| PROBLEM REQUIREMENTS |
Retype each line exactly. Skip images.

| INFORMATION PROVIDED |
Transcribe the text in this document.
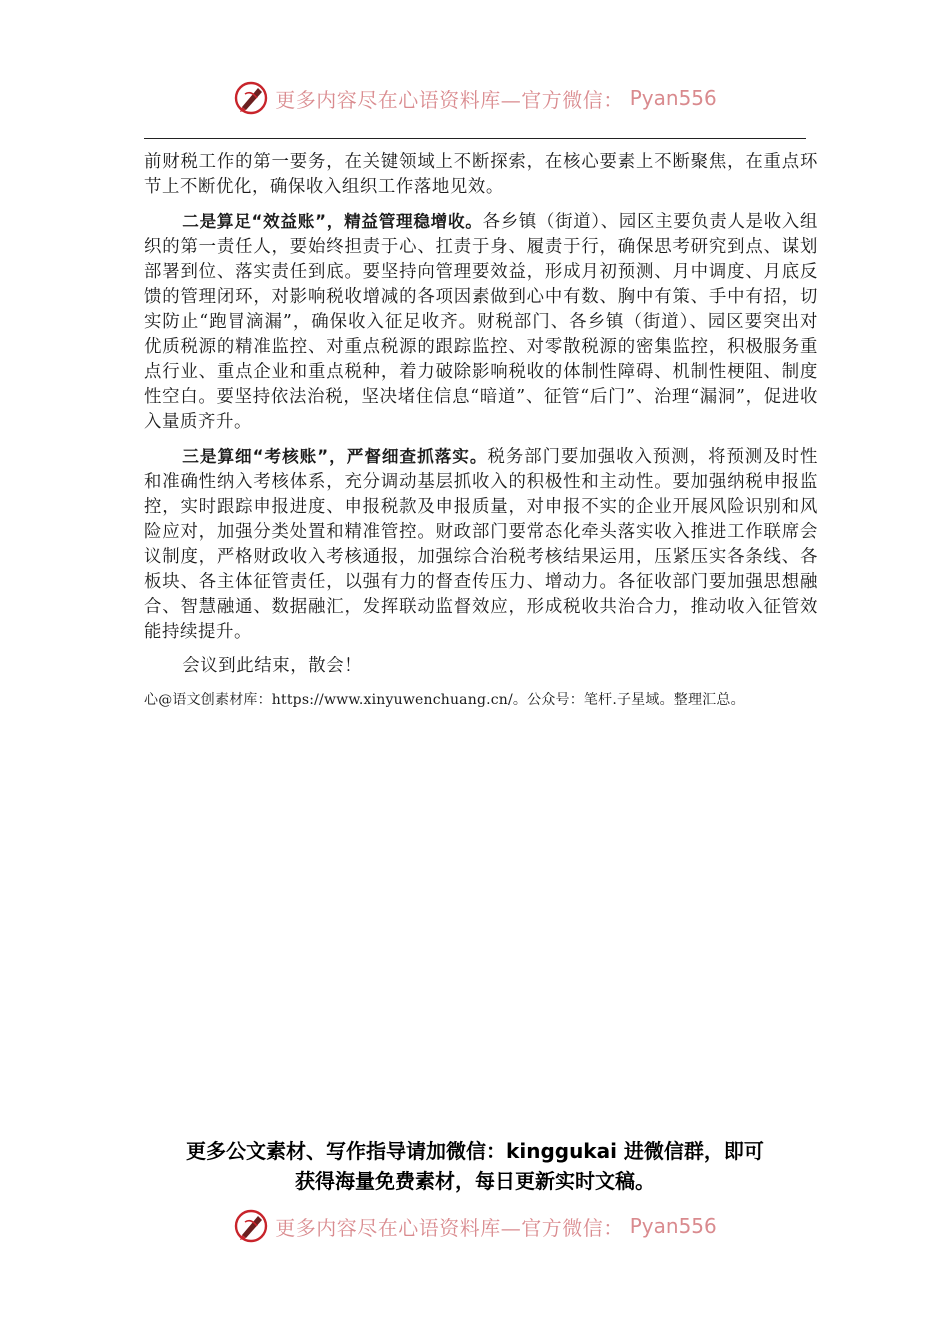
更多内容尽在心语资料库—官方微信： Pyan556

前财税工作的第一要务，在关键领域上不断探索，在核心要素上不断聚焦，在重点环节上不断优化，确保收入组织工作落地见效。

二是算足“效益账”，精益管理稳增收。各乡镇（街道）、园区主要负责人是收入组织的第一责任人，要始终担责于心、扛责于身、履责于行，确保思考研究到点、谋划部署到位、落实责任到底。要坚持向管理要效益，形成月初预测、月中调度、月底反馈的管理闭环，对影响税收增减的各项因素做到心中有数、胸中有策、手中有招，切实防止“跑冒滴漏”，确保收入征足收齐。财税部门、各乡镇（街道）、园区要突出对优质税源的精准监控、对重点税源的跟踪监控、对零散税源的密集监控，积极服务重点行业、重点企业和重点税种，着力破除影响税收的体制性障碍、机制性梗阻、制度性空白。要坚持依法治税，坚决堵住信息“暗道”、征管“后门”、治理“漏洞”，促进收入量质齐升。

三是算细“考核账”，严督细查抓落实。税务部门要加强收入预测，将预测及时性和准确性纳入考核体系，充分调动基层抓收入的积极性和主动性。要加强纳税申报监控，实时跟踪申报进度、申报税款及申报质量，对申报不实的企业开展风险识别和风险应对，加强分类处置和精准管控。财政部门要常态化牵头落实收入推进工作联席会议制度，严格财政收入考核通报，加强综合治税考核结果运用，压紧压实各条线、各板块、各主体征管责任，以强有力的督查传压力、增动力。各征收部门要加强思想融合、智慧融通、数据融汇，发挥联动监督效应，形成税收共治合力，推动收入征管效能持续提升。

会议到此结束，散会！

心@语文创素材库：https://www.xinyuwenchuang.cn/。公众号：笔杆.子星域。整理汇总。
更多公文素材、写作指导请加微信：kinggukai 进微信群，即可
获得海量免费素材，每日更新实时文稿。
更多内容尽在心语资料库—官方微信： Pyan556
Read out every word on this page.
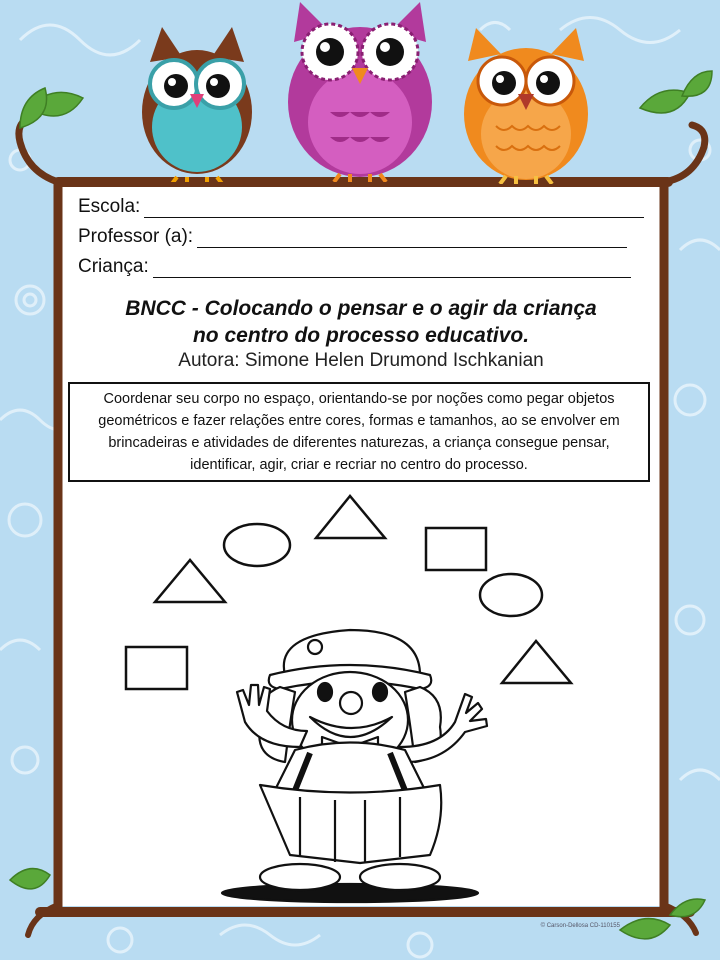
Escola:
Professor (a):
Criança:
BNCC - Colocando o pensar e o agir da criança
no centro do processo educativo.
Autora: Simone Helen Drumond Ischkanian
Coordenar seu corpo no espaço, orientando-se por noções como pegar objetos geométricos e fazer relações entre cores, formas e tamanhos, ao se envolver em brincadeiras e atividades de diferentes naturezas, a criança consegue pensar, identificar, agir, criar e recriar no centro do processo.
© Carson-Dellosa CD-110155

| COMPLETE ANSWER |
Transcribe the text in this document.
更多内容尽在心语资料库—官方微信： Pyan556

前财税工作的第一要务，在关键领域上不断探索，在核心要素上不断聚焦，在重点环节上不断优化，确保收入组织工作落地见效。

二是算足“效益账”，精益管理稳增收。各乡镇（街道）、园区主要负责人是收入组织的第一责任人，要始终担责于心、扛责于身、履责于行，确保思考研究到点、谋划部署到位、落实责任到底。要坚持向管理要效益，形成月初预测、月中调度、月底反馈的管理闭环，对影响税收增减的各项因素做到心中有数、胸中有策、手中有招，切实防止“跑冒滴漏”，确保收入征足收齐。财税部门、各乡镇（街道）、园区要突出对优质税源的精准监控、对重点税源的跟踪监控、对零散税源的密集监控，积极服务重点行业、重点企业和重点税种，着力破除影响税收的体制性障碍、机制性梗阻、制度性空白。要坚持依法治税，坚决堵住信息“暗道”、征管“后门”、治理“漏洞”，促进收入量质齐升。

三是算细“考核账”，严督细查抓落实。税务部门要加强收入预测，将预测及时性和准确性纳入考核体系，充分调动基层抓收入的积极性和主动性。要加强纳税申报监控，实时跟踪申报进度、申报税款及申报质量，对申报不实的企业开展风险识别和风险应对，加强分类处置和精准管控。财政部门要常态化牵头落实收入推进工作联席会议制度，严格财政收入考核通报，加强综合治税考核结果运用，压紧压实各条线、各板块、各主体征管责任，以强有力的督查传压力、增动力。各征收部门要加强思想融合、智慧融通、数据融汇，发挥联动监督效应，形成税收共治合力，推动收入征管效能持续提升。

会议到此结束，散会！

心@语文创素材库：https://www.xinyuwenchuang.cn/。公众号：笔杆.子星域。整理汇总。
更多公文素材、写作指导请加微信：kinggukai 进微信群，即可
获得海量免费素材，每日更新实时文稿。
更多内容尽在心语资料库—官方微信： Pyan556
Read out every word on this page.
Escola:
Professor (a):
Criança:
BNCC - Colocando o pensar e o agir da criança
no centro do processo educativo.
Autora: Simone Helen Drumond Ischkanian
Coordenar seu corpo no espaço, orientando-se por noções como pegar objetos geométricos e fazer relações entre cores, formas e tamanhos, ao se envolver em brincadeiras e atividades de diferentes naturezas, a criança consegue pensar, identificar, agir, criar e recriar no centro do processo.
© Carson-Dellosa CD-110155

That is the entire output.